[Task to complete]
Gather all lines in the entries that include the word "собаки".

Collected data:
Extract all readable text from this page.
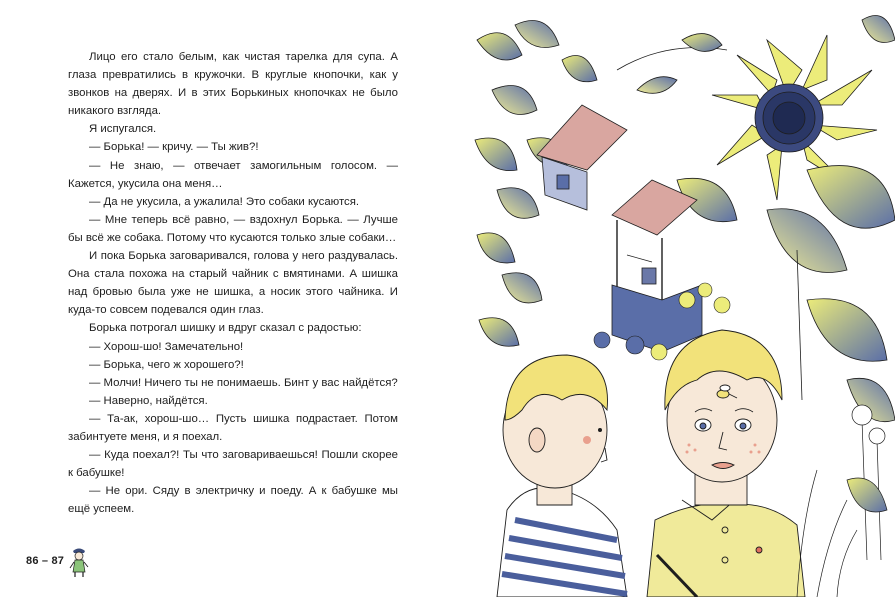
Лицо его стало белым, как чистая тарелка для супа. А глаза превратились в кружочки. В круглые кнопочки, как у звонков на дверях. И в этих Борькиных кнопочках не было никакого взгляда.

Я испугался.

— Борька! — кричу. — Ты жив?!

— Не знаю, — отвечает замогильным голосом. — Кажется, укусила она меня…

— Да не укусила, а ужалила! Это собаки кусаются.

— Мне теперь всё равно, — вздохнул Борька. — Лучше бы всё же собака. Потому что кусаются только злые собаки…

И пока Борька заговаривался, голова у него раздувалась. Она стала похожа на старый чайник с вмятинами. А шишка над бровью была уже не шишка, а носик этого чайника. И куда-то совсем подевался один глаз.

Борька потрогал шишку и вдруг сказал с радостью:

— Хорош-шо! Замечательно!

— Борька, чего ж хорошего?!

— Молчи! Ничего ты не понимаешь. Бинт у вас найдётся?

— Наверно, найдётся.

— Та-ак, хорош-шо… Пусть шишка подрастает. Потом забинтуете меня, и я поехал.

— Куда поехал?! Ты что заговариваешься! Пошли скорее к бабушке!

— Не ори. Сяду в электричку и поеду. А к бабушке мы ещё успеем.

86 – 87
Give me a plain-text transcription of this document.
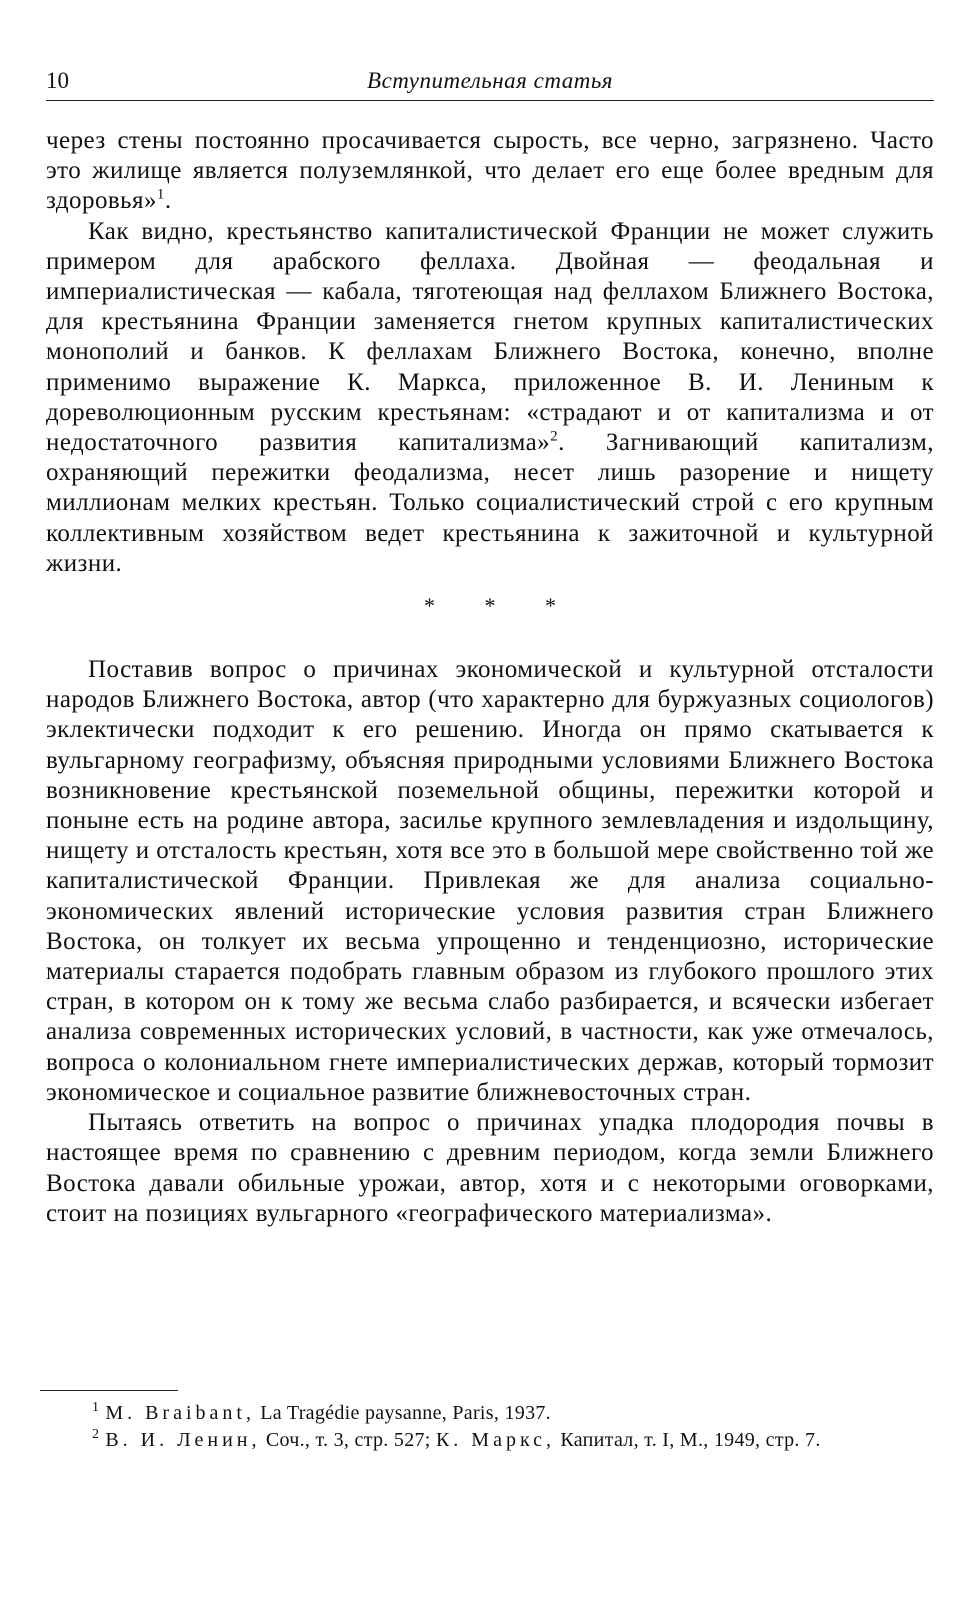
10	Вступительная статья

через стены постоянно просачивается сырость, все черно, загрязнено. Часто это жилище является полуземлянкой, что делает его еще более вредным для здоровья»$^1$.

Как видно, крестьянство капиталистической Франции не может служить примером для арабского феллаха. Двойная — феодальная и империалистическая — кабала, тяготеющая над феллахом Ближнего Востока, для крестьянина Франции заменяется гнетом крупных капиталистических монополий и банков. К феллахам Ближнего Востока, конечно, вполне применимо выражение К. Маркса, приложенное В. И. Лениным к дореволюционным русским крестьянам: «страдают и от капитализма и от недостаточного развития капитализма»$^2$. Загнивающий капитализм, охраняющий пережитки феодализма, несет лишь разорение и нищету миллионам мелких крестьян. Только социалистический строй с его крупным коллективным хозяйством ведет крестьянина к зажиточной и культурной жизни.

* * *

Поставив вопрос о причинах экономической и культурной отсталости народов Ближнего Востока, автор (что характерно для буржуазных социологов) эклектически подходит к его решению. Иногда он прямо скатывается к вульгарному географизму, объясняя природными условиями Ближнего Востока возникновение крестьянской поземельной общины, пережитки которой и поныне есть на родине автора, засилье крупного землевладения и издольщину, нищету и отсталость крестьян, хотя все это в большой мере свойственно той же капиталистической Франции. Привлекая же для анализа социально-экономических явлений исторические условия развития стран Ближнего Востока, он толкует их весьма упрощенно и тенденциозно, исторические материалы старается подобрать главным образом из глубокого прошлого этих стран, в котором он к тому же весьма слабо разбирается, и всячески избегает анализа современных исторических условий, в частности, как уже отмечалось, вопроса о колониальном гнете империалистических держав, который тормозит экономическое и социальное развитие ближневосточных стран.

Пытаясь ответить на вопрос о причинах упадка плодородия почвы в настоящее время по сравнению с древним периодом, когда земли Ближнего Востока давали обильные урожаи, автор, хотя и с некоторыми оговорками, стоит на позициях вульгарного «географического материализма».

$^1$ M. Braibant, La Tragédie paysanne, Paris, 1937.

$^2$ В. И. Ленин, Соч., т. 3, стр. 527; К. Маркс, Капитал, т. I, М., 1949, стр. 7.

[Response to the task]
— Да не укусила, а ужалила! Это собаки кусаются.
— Мне теперь всё равно, — вздохнул Борька. — Лучше бы всё же собака. Потому что кусаются только злые собаки…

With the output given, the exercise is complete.